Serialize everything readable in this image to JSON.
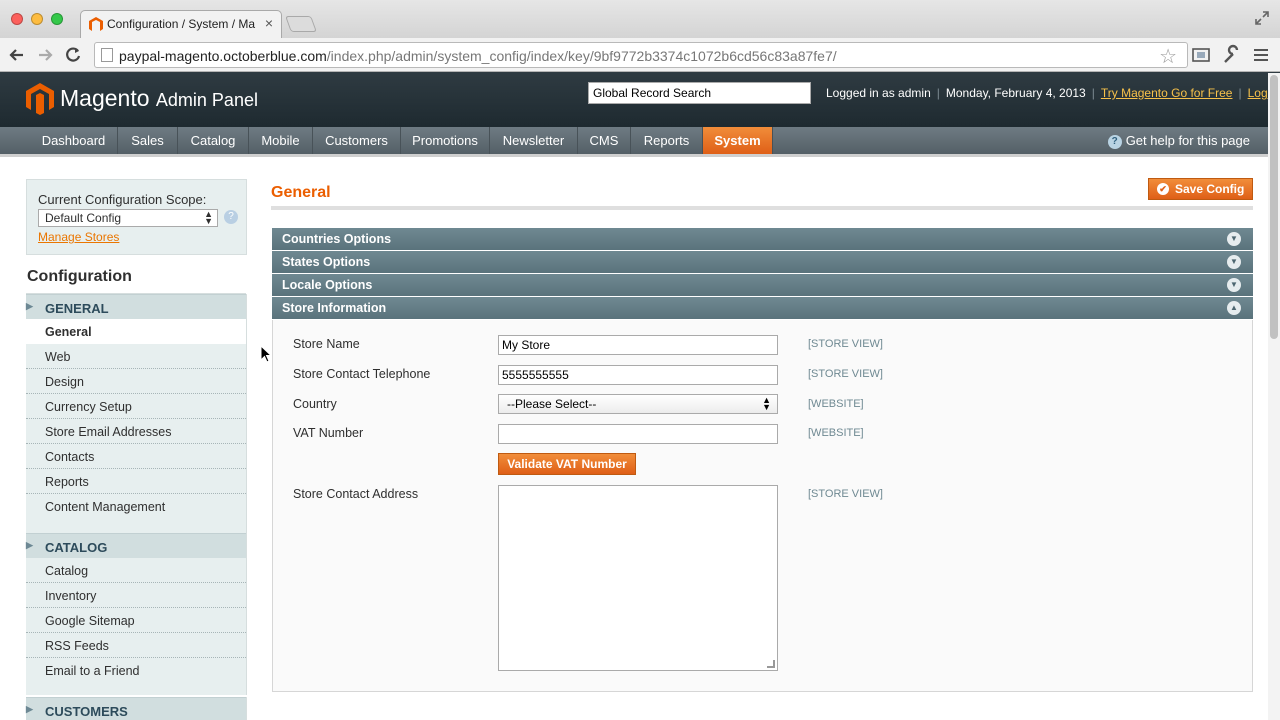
{
  "browser": {
    "tab_title": "Configuration / System / Ma",
    "tab_close": "×",
    "url_host": "paypal-magento.octoberblue.com",
    "url_path": "/index.php/admin/system_config/index/key/9bf9772b3374c1072b6cd56c83a87fe7/"
  },
  "header": {
    "logo_main": "Magento",
    "logo_sub": "Admin Panel",
    "search_value": "Global Record Search",
    "logged_in": "Logged in as admin",
    "date": "Monday, February 4, 2013",
    "try_link": "Try Magento Go for Free",
    "logout": "Log Out"
  },
  "nav": {
    "items": [
      "Dashboard",
      "Sales",
      "Catalog",
      "Mobile",
      "Customers",
      "Promotions",
      "Newsletter",
      "CMS",
      "Reports",
      "System"
    ],
    "active": "System",
    "help": "Get help for this page"
  },
  "sidebar": {
    "scope_label": "Current Configuration Scope:",
    "scope_value": "Default Config",
    "manage_stores": "Manage Stores",
    "config_title": "Configuration",
    "general_head": "GENERAL",
    "general_items": [
      "General",
      "Web",
      "Design",
      "Currency Setup",
      "Store Email Addresses",
      "Contacts",
      "Reports",
      "Content Management"
    ],
    "catalog_head": "CATALOG",
    "catalog_items": [
      "Catalog",
      "Inventory",
      "Google Sitemap",
      "RSS Feeds",
      "Email to a Friend"
    ],
    "customers_head": "CUSTOMERS"
  },
  "main": {
    "title": "General",
    "save_button": "Save Config",
    "sections": [
      "Countries Options",
      "States Options",
      "Locale Options",
      "Store Information"
    ],
    "fields": {
      "store_name_label": "Store Name",
      "store_name_value": "My Store",
      "store_name_scope": "[STORE VIEW]",
      "telephone_label": "Store Contact Telephone",
      "telephone_value": "5555555555",
      "telephone_scope": "[STORE VIEW]",
      "country_label": "Country",
      "country_value": "--Please Select--",
      "country_scope": "[WEBSITE]",
      "vat_label": "VAT Number",
      "vat_value": "",
      "vat_scope": "[WEBSITE]",
      "vat_button": "Validate VAT Number",
      "address_label": "Store Contact Address",
      "address_scope": "[STORE VIEW]"
    }
  },
  "colors": {
    "accent_orange": "#df5f17",
    "header_dark": "#2f3b42",
    "section_bar": "#6f8992"
  },
  "icons": [
    "magento-logo-icon",
    "star-icon",
    "help-icon",
    "save-check-icon",
    "collapse-toggle-icon"
  ]
}
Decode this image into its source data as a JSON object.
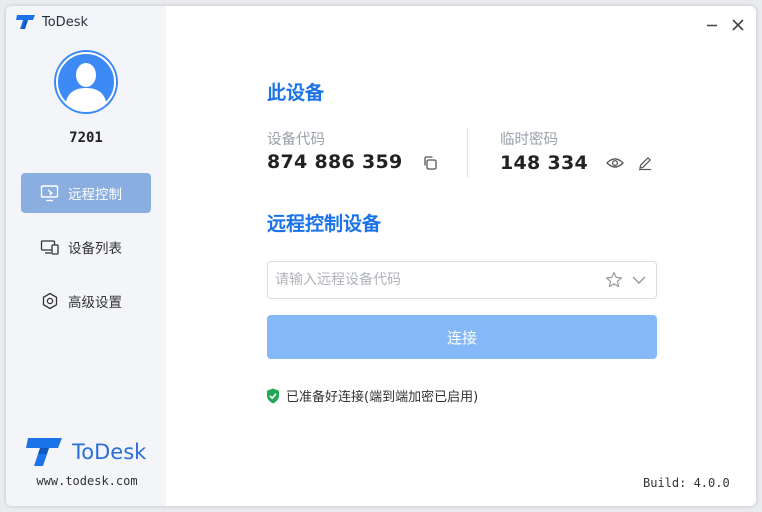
{
  "app": {
    "title": "ToDesk"
  },
  "user": {
    "name": "7201"
  },
  "sidebar": {
    "items": [
      {
        "label": "远程控制",
        "icon": "remote-control-icon",
        "active": true
      },
      {
        "label": "设备列表",
        "icon": "device-list-icon",
        "active": false
      },
      {
        "label": "高级设置",
        "icon": "settings-gear-icon",
        "active": false
      }
    ],
    "brand": "ToDesk",
    "website": "www.todesk.com"
  },
  "device": {
    "section_title": "此设备",
    "code_label": "设备代码",
    "code_value": "874 886 359",
    "password_label": "临时密码",
    "password_value": "148 334"
  },
  "remote": {
    "section_title": "远程控制设备",
    "input_placeholder": "请输入远程设备代码",
    "input_value": "",
    "connect_label": "连接"
  },
  "status": {
    "text": "已准备好连接(端到端加密已启用)"
  },
  "build": "Build: 4.0.0",
  "colors": {
    "accent": "#1a73e8",
    "connect_button": "#85b8f6",
    "active_nav": "#8aaee0",
    "avatar_bg": "#3d8af7",
    "status_ok": "#23a857"
  }
}
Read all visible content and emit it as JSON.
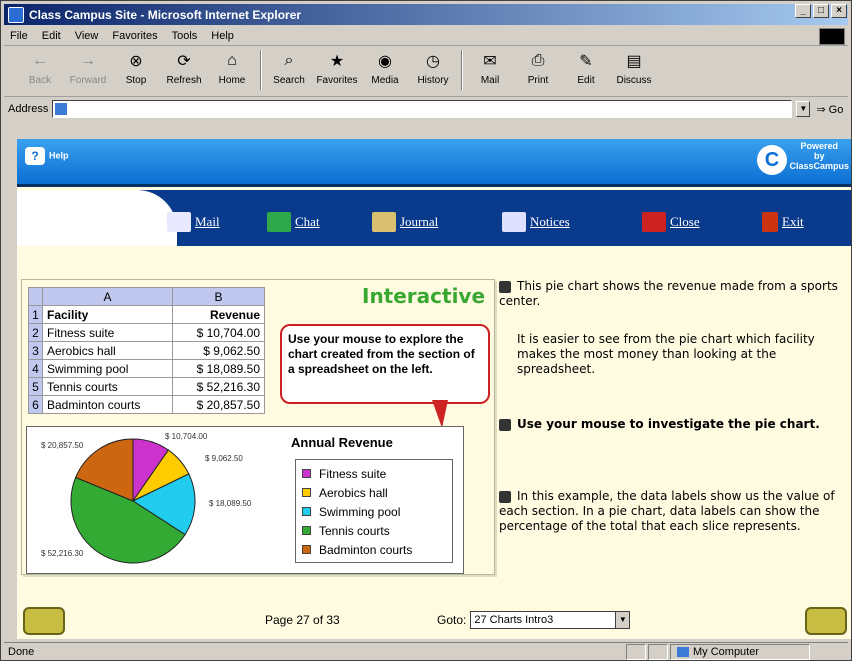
{
  "window": {
    "title": "Class Campus Site - Microsoft Internet Explorer",
    "min": "_",
    "max": "□",
    "close": "×"
  },
  "menu": [
    "File",
    "Edit",
    "View",
    "Favorites",
    "Tools",
    "Help"
  ],
  "toolbar": [
    {
      "label": "Back",
      "icon": "back-arrow-icon",
      "enabled": false
    },
    {
      "label": "Forward",
      "icon": "forward-arrow-icon",
      "enabled": false
    },
    {
      "label": "Stop",
      "icon": "stop-icon",
      "enabled": true
    },
    {
      "label": "Refresh",
      "icon": "refresh-icon",
      "enabled": true
    },
    {
      "label": "Home",
      "icon": "home-icon",
      "enabled": true
    },
    {
      "label": "Search",
      "icon": "search-icon",
      "enabled": true
    },
    {
      "label": "Favorites",
      "icon": "favorites-icon",
      "enabled": true
    },
    {
      "label": "Media",
      "icon": "media-icon",
      "enabled": true
    },
    {
      "label": "History",
      "icon": "history-icon",
      "enabled": true
    },
    {
      "label": "Mail",
      "icon": "mail-icon",
      "enabled": true
    },
    {
      "label": "Print",
      "icon": "print-icon",
      "enabled": true
    },
    {
      "label": "Edit",
      "icon": "edit-icon",
      "enabled": true
    },
    {
      "label": "Discuss",
      "icon": "discuss-icon",
      "enabled": true
    }
  ],
  "address": {
    "label": "Address",
    "value": "",
    "go": "Go"
  },
  "site": {
    "help": "Help",
    "powered": [
      "Powered",
      "by",
      "ClassCampus"
    ],
    "nav": [
      "Mail",
      "Chat",
      "Journal",
      "Notices",
      "Close",
      "Exit"
    ]
  },
  "sheet": {
    "col_headers": [
      "A",
      "B"
    ],
    "rows": [
      {
        "n": "1",
        "a": "Facility",
        "b": "Revenue"
      },
      {
        "n": "2",
        "a": "Fitness suite",
        "b": "$ 10,704.00"
      },
      {
        "n": "3",
        "a": "Aerobics hall",
        "b": "$ 9,062.50"
      },
      {
        "n": "4",
        "a": "Swimming pool",
        "b": "$ 18,089.50"
      },
      {
        "n": "5",
        "a": "Tennis courts",
        "b": "$ 52,216.30"
      },
      {
        "n": "6",
        "a": "Badminton courts",
        "b": "$ 20,857.50"
      }
    ]
  },
  "interactive": "Interactive",
  "callout": "Use your mouse to explore the chart created from the section of a spreadsheet on the left.",
  "chart_data": {
    "type": "pie",
    "title": "Annual Revenue",
    "categories": [
      "Fitness suite",
      "Aerobics hall",
      "Swimming pool",
      "Tennis courts",
      "Badminton courts"
    ],
    "values": [
      10704.0,
      9062.5,
      18089.5,
      52216.3,
      20857.5
    ],
    "data_labels": [
      "$ 10,704.00",
      "$ 9,062.50",
      "$ 18,089.50",
      "$ 52,216.30",
      "$ 20,857.50"
    ],
    "colors": [
      "#cc33cc",
      "#ffcc00",
      "#22ccee",
      "#33aa33",
      "#cc6611"
    ],
    "legend": "right"
  },
  "explain": {
    "p1": "This pie chart shows the revenue made from a sports center.",
    "p2": "It is easier to see from the pie chart which facility makes the most money than looking at the spreadsheet.",
    "p3": "Use your mouse to investigate the pie chart.",
    "p4": "In this example, the data labels show us the value of each section. In a pie chart, data labels can show the percentage of the total that each slice represents."
  },
  "pager": {
    "text": "Page 27 of 33",
    "goto_label": "Goto:",
    "goto_value": "27 Charts Intro3"
  },
  "status": {
    "left": "Done",
    "zone": "My Computer"
  }
}
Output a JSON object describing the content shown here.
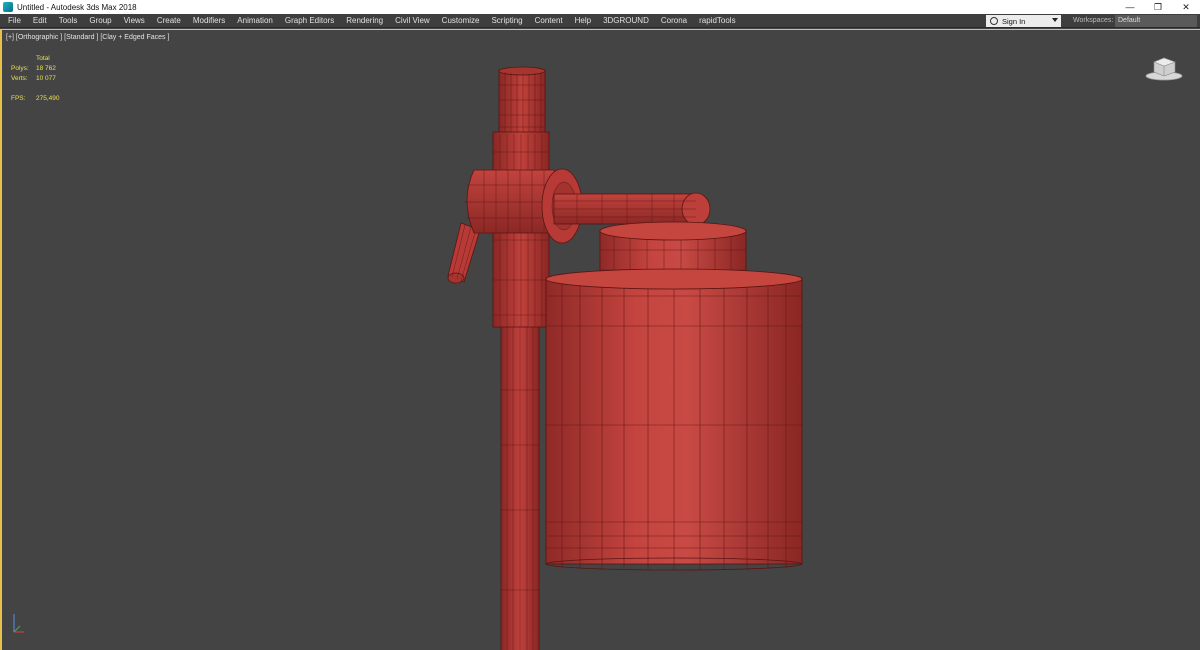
{
  "titlebar": {
    "title": "Untitled - Autodesk 3ds Max 2018",
    "minimize": "—",
    "restore": "❐",
    "close": "✕"
  },
  "menu": {
    "items": [
      "File",
      "Edit",
      "Tools",
      "Group",
      "Views",
      "Create",
      "Modifiers",
      "Animation",
      "Graph Editors",
      "Rendering",
      "Civil View",
      "Customize",
      "Scripting",
      "Content",
      "Help",
      "3DGROUND",
      "Corona",
      "rapidTools"
    ],
    "signin_label": "Sign In",
    "workspaces_label": "Workspaces:",
    "workspaces_value": "Default"
  },
  "viewport": {
    "label": "[+] [Orthographic ] [Standard ] [Clay + Edged Faces ]",
    "stats": {
      "total_label": "Total",
      "polys_label": "Polys:",
      "polys_value": "18 762",
      "verts_label": "Verts:",
      "verts_value": "10 077",
      "fps_label": "FPS:",
      "fps_value": "275,490"
    }
  },
  "colors": {
    "viewport_bg": "#444444",
    "model_red": "#b83a36",
    "wire": "#5a1512",
    "active_border": "#e6c24a",
    "stats_text": "#e8e055"
  }
}
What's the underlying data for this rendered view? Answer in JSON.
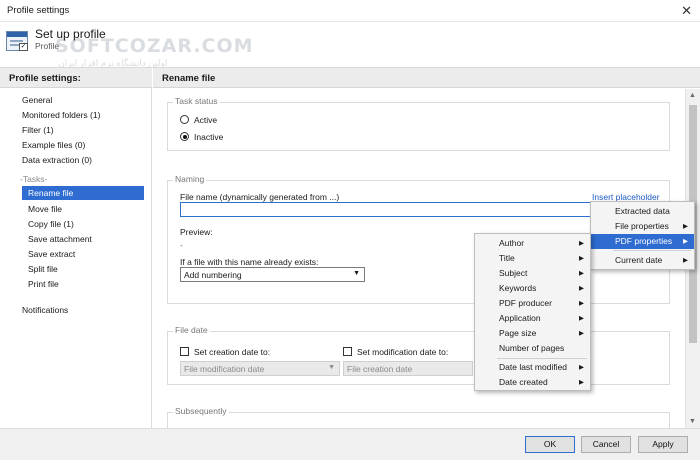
{
  "window": {
    "title": "Profile settings",
    "close_glyph": "✕"
  },
  "header": {
    "title": "Set up profile",
    "subtitle": "Profile",
    "watermark": "SOFTCOZAR.COM",
    "watermark_sub": "اولین دانشگاه نرم افزار ایران"
  },
  "sidebar": {
    "title": "Profile settings:",
    "items": [
      "General",
      "Monitored folders (1)",
      "Filter (1)",
      "Example files (0)",
      "Data extraction (0)"
    ],
    "tasks_label": "-Tasks-",
    "tasks": [
      "Rename file",
      "Move file",
      "Copy file (1)",
      "Save attachment",
      "Save extract",
      "Split file",
      "Print file"
    ],
    "notifications": "Notifications"
  },
  "content": {
    "title": "Rename file",
    "task_status": {
      "label": "Task status",
      "active": "Active",
      "inactive": "Inactive",
      "selected": "Inactive"
    },
    "naming": {
      "label": "Naming",
      "filename_label": "File name (dynamically generated from ...)",
      "filename_value": "",
      "insert_placeholder": "Insert placeholder",
      "preview_label": "Preview:",
      "preview_value": "-",
      "exists_label": "If a file with this name already exists:",
      "exists_value": "Add numbering"
    },
    "file_date": {
      "label": "File date",
      "set_creation": "Set creation date to:",
      "set_modification": "Set modification date to:",
      "creation_source": "File modification date",
      "modification_source": "File creation date"
    },
    "subsequently": {
      "label": "Subsequently"
    }
  },
  "menus": {
    "placeholder": [
      "Extracted data",
      "File properties",
      "PDF properties",
      "Current date"
    ],
    "placeholder_highlight": "PDF properties",
    "pdf_properties": [
      "Author",
      "Title",
      "Subject",
      "Keywords",
      "PDF producer",
      "Application",
      "Page size",
      "Number of pages",
      "Date last modified",
      "Date created"
    ]
  },
  "footer": {
    "ok": "OK",
    "cancel": "Cancel",
    "apply": "Apply"
  },
  "colors": {
    "accent": "#2e6cd1",
    "link": "#1c5bc5"
  },
  "icons": {
    "submenu": "▶",
    "dropdown": "▼",
    "check": "✓"
  }
}
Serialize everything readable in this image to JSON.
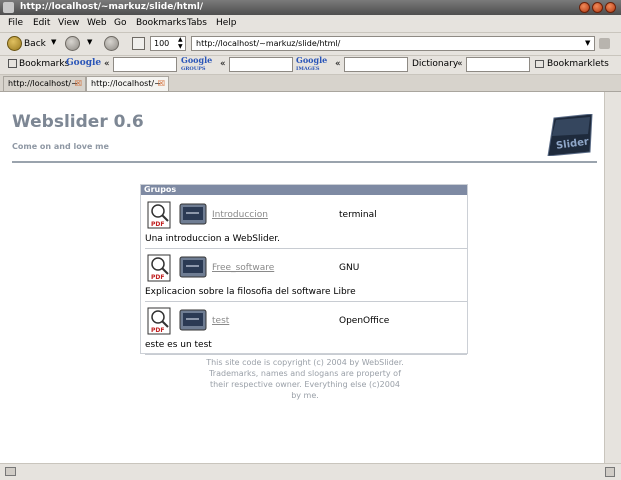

→ **What the task requires**
Report each line of the material above where the word "Email" appears.

→ **Response to the task**
      "Store Email Addresses",
      "Email to a Friend"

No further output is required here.